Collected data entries
______

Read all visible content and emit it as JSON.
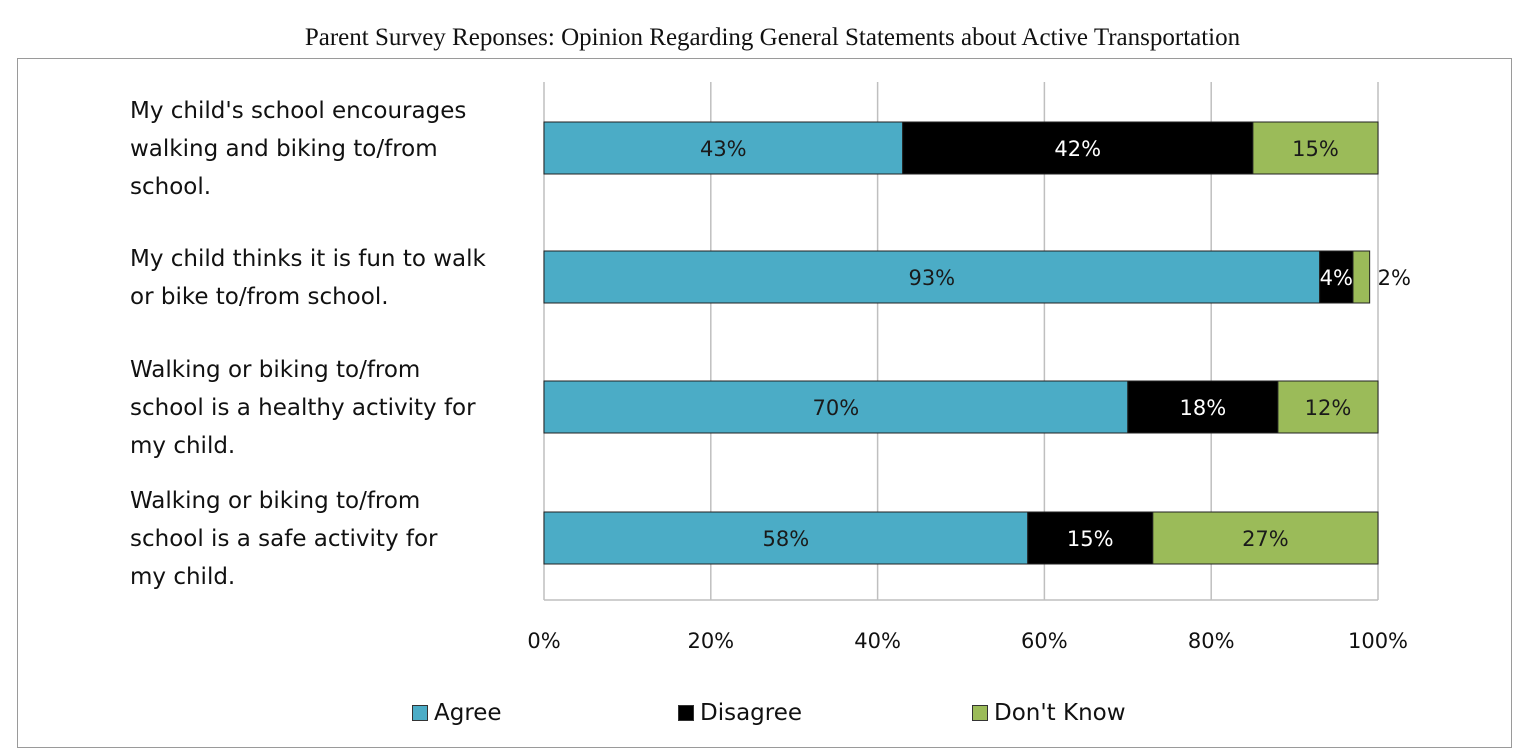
{
  "chart_data": {
    "type": "bar",
    "orientation": "horizontal",
    "stacked": true,
    "title": "Parent Survey Reponses: Opinion Regarding General Statements about Active Transportation",
    "categories": [
      [
        "My child's school encourages",
        "walking and biking to/from",
        "school."
      ],
      [
        "My child thinks it is fun to walk",
        "or bike to/from school."
      ],
      [
        "Walking or biking to/from",
        "school is a healthy activity for",
        "my child."
      ],
      [
        "Walking or biking to/from",
        "school is a safe activity for",
        "my child."
      ]
    ],
    "series": [
      {
        "name": "Agree",
        "color": "#4bacc6",
        "label_color": "#1a1a1a",
        "values": [
          43,
          93,
          70,
          58
        ],
        "labels": [
          "43%",
          "93%",
          "70%",
          "58%"
        ]
      },
      {
        "name": "Disagree",
        "color": "#000000",
        "label_color": "#ffffff",
        "values": [
          42,
          4,
          18,
          15
        ],
        "labels": [
          "42%",
          "4%",
          "18%",
          "15%"
        ]
      },
      {
        "name": "Don't Know",
        "color": "#9bbb59",
        "label_color": "#1a1a1a",
        "values": [
          15,
          2,
          12,
          27
        ],
        "labels": [
          "15%",
          "2%",
          "12%",
          "27%"
        ]
      }
    ],
    "x_ticks": [
      "0%",
      "20%",
      "40%",
      "60%",
      "80%",
      "100%"
    ],
    "xlim": [
      0,
      100
    ],
    "grid": true,
    "legend_position": "bottom"
  }
}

______

**What you have to do**: Without the pictures, repeat the listing above exactly.

**Solved problem**:
Read all visible content and emit it as JSON.
{
  "chart_data": {
    "type": "bar",
    "orientation": "horizontal",
    "stacked": true,
    "title": "Parent Survey Reponses: Opinion Regarding General Statements about Active Transportation",
    "categories": [
      [
        "My child's school encourages",
        "walking and biking to/from",
        "school."
      ],
      [
        "My child thinks it is fun to walk",
        "or bike to/from school."
      ],
      [
        "Walking or biking to/from",
        "school is a healthy activity for",
        "my child."
      ],
      [
        "Walking or biking to/from",
        "school is a safe activity for",
        "my child."
      ]
    ],
    "series": [
      {
        "name": "Agree",
        "color": "#4bacc6",
        "label_color": "#1a1a1a",
        "values": [
          43,
          93,
          70,
          58
        ],
        "labels": [
          "43%",
          "93%",
          "70%",
          "58%"
        ]
      },
      {
        "name": "Disagree",
        "color": "#000000",
        "label_color": "#ffffff",
        "values": [
          42,
          4,
          18,
          15
        ],
        "labels": [
          "42%",
          "4%",
          "18%",
          "15%"
        ]
      },
      {
        "name": "Don't Know",
        "color": "#9bbb59",
        "label_color": "#1a1a1a",
        "values": [
          15,
          2,
          12,
          27
        ],
        "labels": [
          "15%",
          "2%",
          "12%",
          "27%"
        ]
      }
    ],
    "x_ticks": [
      "0%",
      "20%",
      "40%",
      "60%",
      "80%",
      "100%"
    ],
    "xlim": [
      0,
      100
    ],
    "grid": true,
    "legend_position": "bottom"
  }
}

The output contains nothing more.